What you need to do. Within the data that follows, how many lines carry the string "protectrice"? Give the number alone.

Working data.
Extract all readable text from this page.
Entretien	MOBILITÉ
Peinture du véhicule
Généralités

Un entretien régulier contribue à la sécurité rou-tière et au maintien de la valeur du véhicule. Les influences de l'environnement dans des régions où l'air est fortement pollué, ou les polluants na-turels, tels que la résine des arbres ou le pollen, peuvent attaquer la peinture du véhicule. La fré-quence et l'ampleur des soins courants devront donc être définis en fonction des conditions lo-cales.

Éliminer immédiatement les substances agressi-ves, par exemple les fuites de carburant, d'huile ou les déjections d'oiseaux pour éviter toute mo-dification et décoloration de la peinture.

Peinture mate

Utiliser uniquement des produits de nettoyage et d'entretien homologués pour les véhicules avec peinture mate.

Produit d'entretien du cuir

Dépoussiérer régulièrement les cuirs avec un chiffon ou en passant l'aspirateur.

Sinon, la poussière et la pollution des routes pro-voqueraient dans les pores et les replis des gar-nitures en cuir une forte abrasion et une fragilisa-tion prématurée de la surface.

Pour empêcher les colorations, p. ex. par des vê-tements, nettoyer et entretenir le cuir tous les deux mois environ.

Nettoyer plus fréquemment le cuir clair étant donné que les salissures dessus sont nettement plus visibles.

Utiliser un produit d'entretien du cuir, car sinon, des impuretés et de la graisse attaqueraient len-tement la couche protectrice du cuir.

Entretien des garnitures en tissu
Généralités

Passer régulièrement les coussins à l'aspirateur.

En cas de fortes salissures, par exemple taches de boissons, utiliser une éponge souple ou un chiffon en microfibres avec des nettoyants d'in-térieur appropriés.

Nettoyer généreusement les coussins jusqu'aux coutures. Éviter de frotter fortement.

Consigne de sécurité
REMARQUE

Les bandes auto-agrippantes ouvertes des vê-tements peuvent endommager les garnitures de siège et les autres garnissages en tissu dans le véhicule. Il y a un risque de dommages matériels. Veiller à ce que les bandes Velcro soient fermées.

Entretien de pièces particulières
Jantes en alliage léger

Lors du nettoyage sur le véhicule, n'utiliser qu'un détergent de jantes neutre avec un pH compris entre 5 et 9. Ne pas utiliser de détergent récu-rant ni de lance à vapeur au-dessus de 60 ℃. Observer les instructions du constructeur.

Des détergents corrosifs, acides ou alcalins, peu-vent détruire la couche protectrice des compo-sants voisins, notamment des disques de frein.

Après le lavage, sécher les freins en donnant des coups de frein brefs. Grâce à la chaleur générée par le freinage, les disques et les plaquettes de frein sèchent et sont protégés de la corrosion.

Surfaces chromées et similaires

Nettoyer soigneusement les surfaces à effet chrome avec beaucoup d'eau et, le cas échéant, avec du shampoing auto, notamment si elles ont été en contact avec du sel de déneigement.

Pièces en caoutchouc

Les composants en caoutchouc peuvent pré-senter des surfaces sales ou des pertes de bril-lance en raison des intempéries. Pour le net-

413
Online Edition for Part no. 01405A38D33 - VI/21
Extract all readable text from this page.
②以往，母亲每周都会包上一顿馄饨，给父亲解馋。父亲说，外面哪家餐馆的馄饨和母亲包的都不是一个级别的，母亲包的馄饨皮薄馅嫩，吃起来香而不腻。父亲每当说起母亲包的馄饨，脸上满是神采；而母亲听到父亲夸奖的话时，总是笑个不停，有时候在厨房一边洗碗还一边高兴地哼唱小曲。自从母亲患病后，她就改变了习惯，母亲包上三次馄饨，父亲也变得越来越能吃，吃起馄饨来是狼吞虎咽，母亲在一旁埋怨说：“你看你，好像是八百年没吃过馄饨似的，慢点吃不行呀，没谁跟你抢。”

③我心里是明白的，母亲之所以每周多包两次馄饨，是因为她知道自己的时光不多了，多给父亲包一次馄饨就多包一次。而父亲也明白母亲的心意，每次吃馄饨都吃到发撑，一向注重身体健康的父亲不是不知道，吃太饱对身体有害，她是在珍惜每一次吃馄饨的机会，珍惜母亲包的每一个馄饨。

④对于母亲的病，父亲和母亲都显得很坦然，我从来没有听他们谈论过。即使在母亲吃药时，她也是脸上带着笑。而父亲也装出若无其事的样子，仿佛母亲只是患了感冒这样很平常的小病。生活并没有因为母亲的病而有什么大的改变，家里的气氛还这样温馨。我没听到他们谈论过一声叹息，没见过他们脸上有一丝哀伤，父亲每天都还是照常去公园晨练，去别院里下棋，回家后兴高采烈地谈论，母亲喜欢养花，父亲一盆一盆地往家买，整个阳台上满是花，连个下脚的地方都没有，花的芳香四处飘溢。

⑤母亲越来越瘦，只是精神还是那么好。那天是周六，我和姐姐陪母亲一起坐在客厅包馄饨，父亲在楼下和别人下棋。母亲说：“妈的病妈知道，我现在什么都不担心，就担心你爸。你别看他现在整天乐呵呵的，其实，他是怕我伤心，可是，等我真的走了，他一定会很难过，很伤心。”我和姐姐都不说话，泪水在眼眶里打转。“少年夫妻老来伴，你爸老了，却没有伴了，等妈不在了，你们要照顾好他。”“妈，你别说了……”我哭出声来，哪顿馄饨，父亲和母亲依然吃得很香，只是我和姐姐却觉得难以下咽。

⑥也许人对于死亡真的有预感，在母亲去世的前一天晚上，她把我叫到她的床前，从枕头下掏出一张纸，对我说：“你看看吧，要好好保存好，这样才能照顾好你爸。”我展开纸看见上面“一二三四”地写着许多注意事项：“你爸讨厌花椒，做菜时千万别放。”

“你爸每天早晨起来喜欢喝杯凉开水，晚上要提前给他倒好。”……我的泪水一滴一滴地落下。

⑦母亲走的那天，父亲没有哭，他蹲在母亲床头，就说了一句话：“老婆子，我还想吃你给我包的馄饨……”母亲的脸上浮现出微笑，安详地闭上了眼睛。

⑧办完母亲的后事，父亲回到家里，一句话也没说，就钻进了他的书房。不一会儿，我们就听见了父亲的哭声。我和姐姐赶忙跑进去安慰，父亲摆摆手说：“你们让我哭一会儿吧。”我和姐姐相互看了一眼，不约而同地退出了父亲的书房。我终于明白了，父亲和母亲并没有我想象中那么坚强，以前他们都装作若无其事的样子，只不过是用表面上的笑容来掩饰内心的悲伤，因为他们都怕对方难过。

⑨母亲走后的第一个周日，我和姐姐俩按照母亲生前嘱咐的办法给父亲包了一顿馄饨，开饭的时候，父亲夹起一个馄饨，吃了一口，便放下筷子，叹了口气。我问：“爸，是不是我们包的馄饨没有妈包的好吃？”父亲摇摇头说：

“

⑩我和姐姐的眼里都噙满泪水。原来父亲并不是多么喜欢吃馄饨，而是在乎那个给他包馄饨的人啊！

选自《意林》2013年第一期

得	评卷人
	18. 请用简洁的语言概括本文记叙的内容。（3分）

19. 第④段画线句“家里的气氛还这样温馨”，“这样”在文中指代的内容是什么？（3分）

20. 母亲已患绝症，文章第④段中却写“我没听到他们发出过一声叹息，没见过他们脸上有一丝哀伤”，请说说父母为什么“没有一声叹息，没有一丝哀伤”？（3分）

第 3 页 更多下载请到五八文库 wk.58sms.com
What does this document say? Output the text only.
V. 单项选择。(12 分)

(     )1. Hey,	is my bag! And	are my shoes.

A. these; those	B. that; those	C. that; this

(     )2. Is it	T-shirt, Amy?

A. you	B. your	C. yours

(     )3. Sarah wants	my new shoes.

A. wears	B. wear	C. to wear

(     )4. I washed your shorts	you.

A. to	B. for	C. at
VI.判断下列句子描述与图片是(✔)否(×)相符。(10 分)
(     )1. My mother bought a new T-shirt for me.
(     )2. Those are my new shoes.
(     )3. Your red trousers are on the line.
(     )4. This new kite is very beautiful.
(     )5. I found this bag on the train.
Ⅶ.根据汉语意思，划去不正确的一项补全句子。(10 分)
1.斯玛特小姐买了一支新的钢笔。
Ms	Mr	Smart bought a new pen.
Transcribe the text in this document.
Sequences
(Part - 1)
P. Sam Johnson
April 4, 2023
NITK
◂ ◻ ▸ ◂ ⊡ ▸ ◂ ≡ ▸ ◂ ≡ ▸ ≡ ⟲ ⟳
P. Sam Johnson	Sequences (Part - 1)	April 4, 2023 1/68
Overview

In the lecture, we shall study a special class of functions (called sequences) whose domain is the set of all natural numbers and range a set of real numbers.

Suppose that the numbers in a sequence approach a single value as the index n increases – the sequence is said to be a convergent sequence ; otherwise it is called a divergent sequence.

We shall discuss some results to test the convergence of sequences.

Worked answer. 2